(Data records)
□ □ □ □ □ □ □

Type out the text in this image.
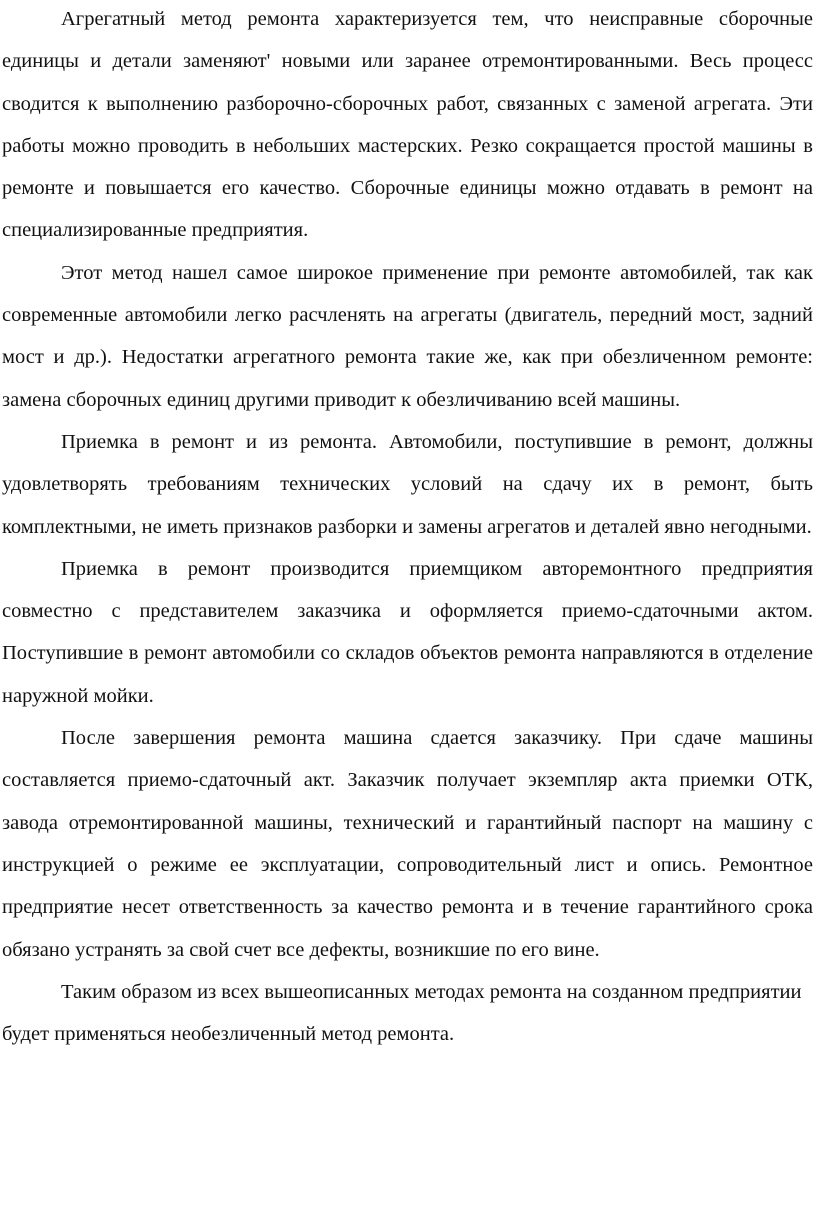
Агрегатный метод ремонта характеризуется тем, что неисправные сборочные единицы и детали заменяют' новыми или заранее отремонтированными. Весь процесс сводится к выполнению разборочно-сборочных работ, связанных с заменой агрегата. Эти работы можно проводить в небольших мастерских. Резко сокращается простой машины в ремонте и повышается его качество. Сборочные единицы можно отдавать в ремонт на специализированные предприятия.

Этот метод нашел самое широкое применение при ремонте автомобилей, так как современные автомобили легко расчленять на агрегаты (двигатель, передний мост, задний мост и др.). Недостатки агрегатного ремонта такие же, как при обезличенном ремонте: замена сборочных единиц другими приводит к обезличиванию всей машины.

Приемка в ремонт и из ремонта. Автомобили, поступившие в ремонт, должны удовлетворять требованиям технических условий на сдачу их в ремонт, быть комплектными, не иметь признаков разборки и замены агрегатов и деталей явно негодными.

Приемка в ремонт производится приемщиком авторемонтного предприятия совместно с представителем заказчика и оформляется приемо-сдаточными актом. Поступившие в ремонт автомобили со складов объектов ремонта направляются в отделение наружной мойки.

После завершения ремонта машина сдается заказчику. При сдаче машины составляется приемо-сдаточный акт. Заказчик получает экземпляр акта приемки ОТК, завода отремонтированной машины, технический и гарантийный паспорт на машину с инструкцией о режиме ее эксплуатации, сопроводительный лист и опись. Ремонтное предприятие несет ответственность за качество ремонта и в течение гарантийного срока обязано устранять за свой счет все дефекты, возникшие по его вине.

Таким образом из всех вышеописанных методах ремонта на созданном предприятии будет применяться необезличенный метод ремонта.
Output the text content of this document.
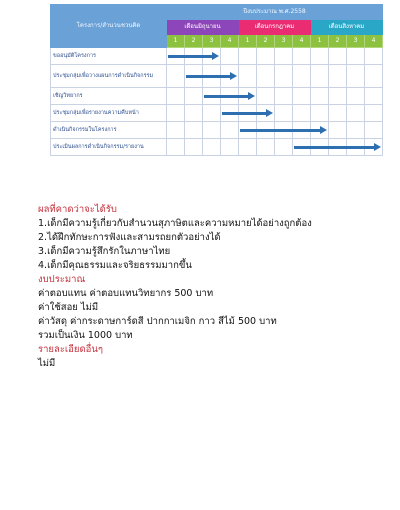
โครงการ/สำนวนชวนคิด	ปีงบประมาณ พ.ศ.2558											
	เดือนมิถุนายน				เดือนกรกฎาคม				เดือนสิงหาคม			
	1	2	3	4	1	2	3	4	1	2	3	4
ขออนุมัติโครงการ	

ประชุมกลุ่มเพื่อวางแผนการดำเนินกิจกรรม		

เชิญวิทยากร			

ประชุมกลุ่มเพื่อรายงานความคืบหน้า				

ดำเนินกิจกรรมในโครงการ					

ประเมินผลการดำเนินกิจกรรม/รายงาน								

ผลที่คาดว่าจะได้รับ
1.เด็กมีความรู้เกี่ยวกับสำนวนสุภาษิตและความหมายได้อย่างถูกต้อง
2.ได้ฝึกทักษะการฟังและสามรถยกตัวอย่างได้
3.เด็กมีความรู้สึกรักในภาษาไทย
4.เด็กมีคุณธรรมและจริยธรรมมากขึ้น
งบประมาณ
ค่าตอบแทน ค่าตอบแทนวิทยากร 500 บาท
ค่าใช้สอย ไม่มี
ค่าวัสดุ ค่ากระดาษการ์ดสี ปากกาเมจิก กาว สีไม้ 500 บาท
รวมเป็นเงิน 1000 บาท
รายละเอียดอื่นๆ
ไม่มี
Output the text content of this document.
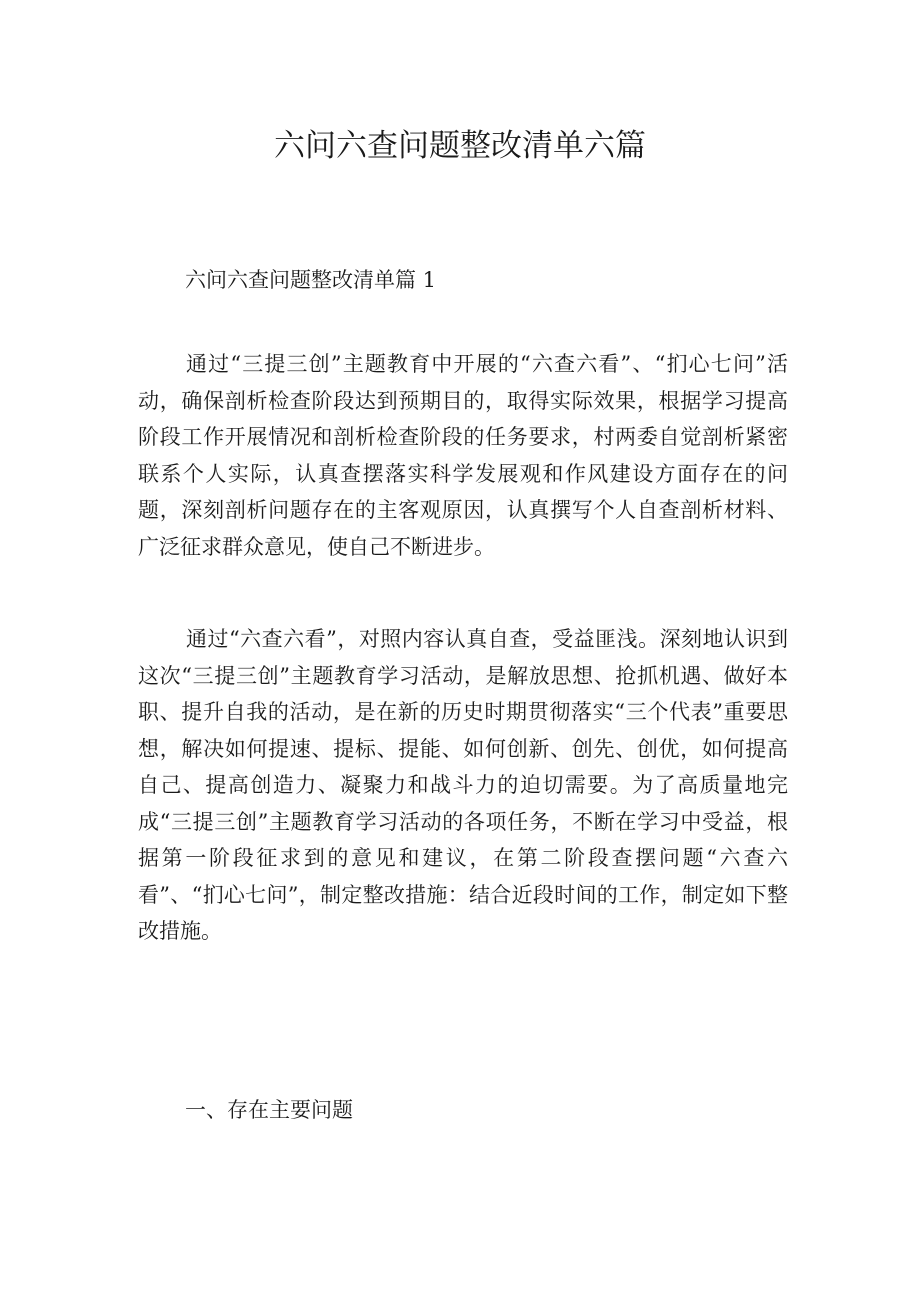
六问六查问题整改清单六篇
六问六查问题整改清单篇 1

通过“三提三创”主题教育中开展的“六查六看”、“扪心七问”活动，确保剖析检查阶段达到预期目的，取得实际效果，根据学习提高阶段工作开展情况和剖析检查阶段的任务要求，村两委自觉剖析紧密联系个人实际，认真查摆落实科学发展观和作风建设方面存在的问题，深刻剖析问题存在的主客观原因，认真撰写个人自查剖析材料、广泛征求群众意见，使自己不断进步。

通过“六查六看”，对照内容认真自查，受益匪浅。深刻地认识到这次“三提三创”主题教育学习活动，是解放思想、抢抓机遇、做好本职、提升自我的活动，是在新的历史时期贯彻落实“三个代表”重要思想，解决如何提速、提标、提能、如何创新、创先、创优，如何提高自己、提高创造力、凝聚力和战斗力的迫切需要。为了高质量地完成“三提三创”主题教育学习活动的各项任务，不断在学习中受益，根据第一阶段征求到的意见和建议，在第二阶段查摆问题“六查六看”、“扪心七问”，制定整改措施：结合近段时间的工作，制定如下整改措施。

一、存在主要问题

□ □ □ □ □ □ □

Gather up every line in the data above that contains the word "ความร", copying each one.

1.เด็กมีความรู้เกี่ยวกับสำนวนสุภาษิตและความหมายได้อย่างถูกต้อง
3.เด็กมีความรู้สึกรักในภาษาไทย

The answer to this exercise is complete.